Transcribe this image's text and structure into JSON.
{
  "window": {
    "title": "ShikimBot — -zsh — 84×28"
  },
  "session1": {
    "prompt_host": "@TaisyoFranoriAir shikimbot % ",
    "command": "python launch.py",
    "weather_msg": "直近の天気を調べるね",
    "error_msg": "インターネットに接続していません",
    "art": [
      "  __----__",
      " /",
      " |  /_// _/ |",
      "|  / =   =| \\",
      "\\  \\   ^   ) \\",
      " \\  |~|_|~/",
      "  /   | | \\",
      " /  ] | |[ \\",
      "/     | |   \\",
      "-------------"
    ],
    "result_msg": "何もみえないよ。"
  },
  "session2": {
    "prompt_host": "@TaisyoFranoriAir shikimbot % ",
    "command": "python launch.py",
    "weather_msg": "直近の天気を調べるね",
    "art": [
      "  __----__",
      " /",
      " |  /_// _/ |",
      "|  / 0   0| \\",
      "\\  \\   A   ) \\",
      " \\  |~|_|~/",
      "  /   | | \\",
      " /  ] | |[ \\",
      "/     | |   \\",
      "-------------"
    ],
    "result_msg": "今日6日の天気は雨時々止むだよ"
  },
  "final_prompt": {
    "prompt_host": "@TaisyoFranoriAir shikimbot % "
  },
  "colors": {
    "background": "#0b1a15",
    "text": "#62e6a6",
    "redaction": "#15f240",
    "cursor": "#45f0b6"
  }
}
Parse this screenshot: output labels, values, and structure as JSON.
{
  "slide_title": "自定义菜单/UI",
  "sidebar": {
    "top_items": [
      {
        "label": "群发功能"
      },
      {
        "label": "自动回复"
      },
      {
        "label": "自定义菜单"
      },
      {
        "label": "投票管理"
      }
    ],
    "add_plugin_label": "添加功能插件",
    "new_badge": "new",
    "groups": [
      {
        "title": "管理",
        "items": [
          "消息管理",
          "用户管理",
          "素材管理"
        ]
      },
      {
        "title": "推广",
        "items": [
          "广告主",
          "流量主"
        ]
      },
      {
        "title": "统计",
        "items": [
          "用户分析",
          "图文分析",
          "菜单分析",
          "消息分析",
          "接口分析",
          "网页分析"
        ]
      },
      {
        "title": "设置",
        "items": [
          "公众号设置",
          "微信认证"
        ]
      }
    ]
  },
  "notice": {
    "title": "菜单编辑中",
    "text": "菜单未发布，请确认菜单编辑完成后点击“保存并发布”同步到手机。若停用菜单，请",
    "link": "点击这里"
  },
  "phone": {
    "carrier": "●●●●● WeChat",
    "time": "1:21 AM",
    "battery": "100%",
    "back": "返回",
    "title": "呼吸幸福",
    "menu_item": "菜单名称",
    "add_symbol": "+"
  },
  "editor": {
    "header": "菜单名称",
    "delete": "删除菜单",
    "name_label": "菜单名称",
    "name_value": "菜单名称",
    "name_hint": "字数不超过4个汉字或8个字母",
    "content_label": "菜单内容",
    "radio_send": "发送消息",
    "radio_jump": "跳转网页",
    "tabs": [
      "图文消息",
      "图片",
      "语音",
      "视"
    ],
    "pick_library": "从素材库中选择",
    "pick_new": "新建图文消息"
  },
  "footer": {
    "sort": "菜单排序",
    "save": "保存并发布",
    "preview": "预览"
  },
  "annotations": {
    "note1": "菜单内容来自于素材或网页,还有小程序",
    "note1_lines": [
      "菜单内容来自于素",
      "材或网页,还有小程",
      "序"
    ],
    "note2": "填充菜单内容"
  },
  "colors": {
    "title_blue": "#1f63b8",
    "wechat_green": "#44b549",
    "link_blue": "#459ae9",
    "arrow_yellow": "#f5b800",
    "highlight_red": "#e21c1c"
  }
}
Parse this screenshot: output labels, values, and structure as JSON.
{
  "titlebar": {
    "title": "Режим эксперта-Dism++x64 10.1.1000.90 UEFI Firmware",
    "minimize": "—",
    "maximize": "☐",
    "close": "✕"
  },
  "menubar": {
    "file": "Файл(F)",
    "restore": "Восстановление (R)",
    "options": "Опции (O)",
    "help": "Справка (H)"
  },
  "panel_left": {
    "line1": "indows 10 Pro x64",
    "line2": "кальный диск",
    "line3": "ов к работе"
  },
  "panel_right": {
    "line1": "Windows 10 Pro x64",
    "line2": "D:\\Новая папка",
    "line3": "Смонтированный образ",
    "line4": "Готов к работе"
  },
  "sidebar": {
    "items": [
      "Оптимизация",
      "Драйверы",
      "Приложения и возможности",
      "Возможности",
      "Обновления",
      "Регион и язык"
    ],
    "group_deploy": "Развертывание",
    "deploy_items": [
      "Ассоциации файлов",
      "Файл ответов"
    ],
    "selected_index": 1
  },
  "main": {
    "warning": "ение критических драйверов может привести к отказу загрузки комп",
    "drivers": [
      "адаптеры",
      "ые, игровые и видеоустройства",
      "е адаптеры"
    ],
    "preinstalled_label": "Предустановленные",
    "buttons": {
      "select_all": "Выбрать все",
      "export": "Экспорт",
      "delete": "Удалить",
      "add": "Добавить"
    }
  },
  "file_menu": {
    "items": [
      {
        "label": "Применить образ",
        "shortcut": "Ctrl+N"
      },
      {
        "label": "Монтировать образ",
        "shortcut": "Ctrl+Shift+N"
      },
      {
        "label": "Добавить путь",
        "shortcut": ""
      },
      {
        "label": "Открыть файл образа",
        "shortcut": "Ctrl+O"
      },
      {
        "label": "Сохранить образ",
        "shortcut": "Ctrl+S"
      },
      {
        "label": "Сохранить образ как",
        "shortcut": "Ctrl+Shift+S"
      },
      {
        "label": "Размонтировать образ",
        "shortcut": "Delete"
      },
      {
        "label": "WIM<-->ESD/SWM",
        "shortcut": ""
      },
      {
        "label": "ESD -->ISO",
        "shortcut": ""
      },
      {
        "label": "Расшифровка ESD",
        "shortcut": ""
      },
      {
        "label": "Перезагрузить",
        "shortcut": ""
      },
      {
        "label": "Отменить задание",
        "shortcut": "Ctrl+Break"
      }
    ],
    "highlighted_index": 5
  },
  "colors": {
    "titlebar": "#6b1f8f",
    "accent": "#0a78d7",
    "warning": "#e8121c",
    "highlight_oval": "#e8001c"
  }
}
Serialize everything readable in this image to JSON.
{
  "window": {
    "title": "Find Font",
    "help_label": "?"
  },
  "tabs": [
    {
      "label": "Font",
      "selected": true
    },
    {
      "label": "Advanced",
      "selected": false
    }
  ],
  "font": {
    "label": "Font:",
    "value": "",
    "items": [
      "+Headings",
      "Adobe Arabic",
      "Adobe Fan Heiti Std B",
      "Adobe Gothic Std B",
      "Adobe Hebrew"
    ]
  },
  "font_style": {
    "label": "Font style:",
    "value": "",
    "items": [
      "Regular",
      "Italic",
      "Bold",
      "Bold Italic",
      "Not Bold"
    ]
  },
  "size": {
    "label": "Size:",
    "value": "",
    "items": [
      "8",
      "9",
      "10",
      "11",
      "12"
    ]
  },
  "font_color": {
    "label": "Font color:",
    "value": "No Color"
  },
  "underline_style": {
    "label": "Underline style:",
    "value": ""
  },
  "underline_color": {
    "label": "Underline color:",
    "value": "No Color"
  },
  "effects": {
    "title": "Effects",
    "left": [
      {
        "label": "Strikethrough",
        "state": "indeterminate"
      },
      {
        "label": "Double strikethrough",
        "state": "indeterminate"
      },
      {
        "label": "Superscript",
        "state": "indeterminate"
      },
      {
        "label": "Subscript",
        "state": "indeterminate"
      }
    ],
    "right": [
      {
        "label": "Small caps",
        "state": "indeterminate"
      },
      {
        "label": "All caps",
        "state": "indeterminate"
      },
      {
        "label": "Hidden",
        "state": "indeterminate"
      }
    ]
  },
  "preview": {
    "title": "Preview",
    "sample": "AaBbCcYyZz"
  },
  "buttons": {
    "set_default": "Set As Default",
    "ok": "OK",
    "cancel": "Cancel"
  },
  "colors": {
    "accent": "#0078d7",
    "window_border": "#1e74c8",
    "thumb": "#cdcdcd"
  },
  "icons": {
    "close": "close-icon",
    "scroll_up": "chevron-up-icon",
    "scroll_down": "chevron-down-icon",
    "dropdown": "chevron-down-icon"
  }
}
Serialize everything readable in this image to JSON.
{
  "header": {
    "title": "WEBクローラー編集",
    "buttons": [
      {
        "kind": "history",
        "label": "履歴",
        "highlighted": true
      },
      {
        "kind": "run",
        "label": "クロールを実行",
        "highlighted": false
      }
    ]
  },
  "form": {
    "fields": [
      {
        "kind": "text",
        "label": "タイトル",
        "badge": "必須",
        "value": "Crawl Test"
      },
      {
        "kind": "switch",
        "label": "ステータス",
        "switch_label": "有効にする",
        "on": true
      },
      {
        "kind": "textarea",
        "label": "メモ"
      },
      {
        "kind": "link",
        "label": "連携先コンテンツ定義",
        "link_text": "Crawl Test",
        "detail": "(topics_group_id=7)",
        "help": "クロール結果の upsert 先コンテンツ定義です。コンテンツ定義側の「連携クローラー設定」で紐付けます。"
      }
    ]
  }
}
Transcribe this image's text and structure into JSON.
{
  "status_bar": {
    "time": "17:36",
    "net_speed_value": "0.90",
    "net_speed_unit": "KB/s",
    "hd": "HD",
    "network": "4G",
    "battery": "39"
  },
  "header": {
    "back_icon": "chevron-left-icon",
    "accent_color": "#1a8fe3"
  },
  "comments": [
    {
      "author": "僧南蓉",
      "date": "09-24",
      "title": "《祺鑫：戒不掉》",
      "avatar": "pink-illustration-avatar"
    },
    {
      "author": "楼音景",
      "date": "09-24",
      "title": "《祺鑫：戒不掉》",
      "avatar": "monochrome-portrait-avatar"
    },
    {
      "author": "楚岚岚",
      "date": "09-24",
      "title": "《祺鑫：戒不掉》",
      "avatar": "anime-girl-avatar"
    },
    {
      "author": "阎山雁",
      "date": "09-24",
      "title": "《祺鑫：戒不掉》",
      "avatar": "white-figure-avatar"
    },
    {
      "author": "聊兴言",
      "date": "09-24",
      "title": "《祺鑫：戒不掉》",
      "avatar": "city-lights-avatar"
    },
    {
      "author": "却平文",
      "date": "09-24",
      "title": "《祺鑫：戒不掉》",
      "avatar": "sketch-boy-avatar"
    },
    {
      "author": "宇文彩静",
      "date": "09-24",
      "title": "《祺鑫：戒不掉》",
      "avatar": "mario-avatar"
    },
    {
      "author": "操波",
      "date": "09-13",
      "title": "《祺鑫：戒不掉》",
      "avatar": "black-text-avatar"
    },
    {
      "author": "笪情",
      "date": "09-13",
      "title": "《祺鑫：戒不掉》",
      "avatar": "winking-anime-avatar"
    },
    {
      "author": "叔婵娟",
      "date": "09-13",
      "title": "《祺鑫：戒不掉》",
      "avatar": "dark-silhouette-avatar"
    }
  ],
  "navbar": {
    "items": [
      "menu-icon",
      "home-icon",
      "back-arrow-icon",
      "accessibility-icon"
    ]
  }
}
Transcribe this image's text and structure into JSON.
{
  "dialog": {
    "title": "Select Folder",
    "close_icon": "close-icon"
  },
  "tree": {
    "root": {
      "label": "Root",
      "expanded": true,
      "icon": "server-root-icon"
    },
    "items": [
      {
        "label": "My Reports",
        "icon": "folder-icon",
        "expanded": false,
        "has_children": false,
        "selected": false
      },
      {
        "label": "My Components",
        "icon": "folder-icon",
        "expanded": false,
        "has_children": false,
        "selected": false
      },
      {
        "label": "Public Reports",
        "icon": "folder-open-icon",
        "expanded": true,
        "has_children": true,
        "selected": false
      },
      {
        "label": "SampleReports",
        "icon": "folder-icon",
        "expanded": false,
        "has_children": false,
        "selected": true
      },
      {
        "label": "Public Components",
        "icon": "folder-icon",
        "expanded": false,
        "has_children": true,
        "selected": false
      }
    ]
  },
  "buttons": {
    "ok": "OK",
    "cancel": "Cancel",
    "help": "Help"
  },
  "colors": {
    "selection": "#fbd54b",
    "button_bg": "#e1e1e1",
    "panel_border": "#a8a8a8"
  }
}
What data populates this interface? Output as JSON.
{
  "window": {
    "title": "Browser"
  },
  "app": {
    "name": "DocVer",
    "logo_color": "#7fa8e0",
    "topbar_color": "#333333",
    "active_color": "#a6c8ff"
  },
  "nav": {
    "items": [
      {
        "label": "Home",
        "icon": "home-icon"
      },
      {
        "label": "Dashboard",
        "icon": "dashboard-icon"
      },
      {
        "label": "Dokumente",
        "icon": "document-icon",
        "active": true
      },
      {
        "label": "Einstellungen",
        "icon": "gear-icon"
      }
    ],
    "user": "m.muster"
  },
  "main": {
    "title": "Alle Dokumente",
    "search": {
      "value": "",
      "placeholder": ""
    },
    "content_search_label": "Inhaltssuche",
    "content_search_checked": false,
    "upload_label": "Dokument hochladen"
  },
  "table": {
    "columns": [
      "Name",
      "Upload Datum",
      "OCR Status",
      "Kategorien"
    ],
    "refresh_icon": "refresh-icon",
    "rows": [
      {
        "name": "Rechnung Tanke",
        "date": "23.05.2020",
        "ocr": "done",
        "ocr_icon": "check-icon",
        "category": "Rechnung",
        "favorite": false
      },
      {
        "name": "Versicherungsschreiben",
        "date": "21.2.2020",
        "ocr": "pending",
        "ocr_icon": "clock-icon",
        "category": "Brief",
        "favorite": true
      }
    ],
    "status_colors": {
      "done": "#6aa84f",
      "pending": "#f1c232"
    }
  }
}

※ ※ ※

> JOB
All lines above containing the string "Shift" are to be collected.

> COMPLETE RESPONSE
        "shortcut": "Ctrl+Shift+N"
        "shortcut": "Ctrl+Shift+S"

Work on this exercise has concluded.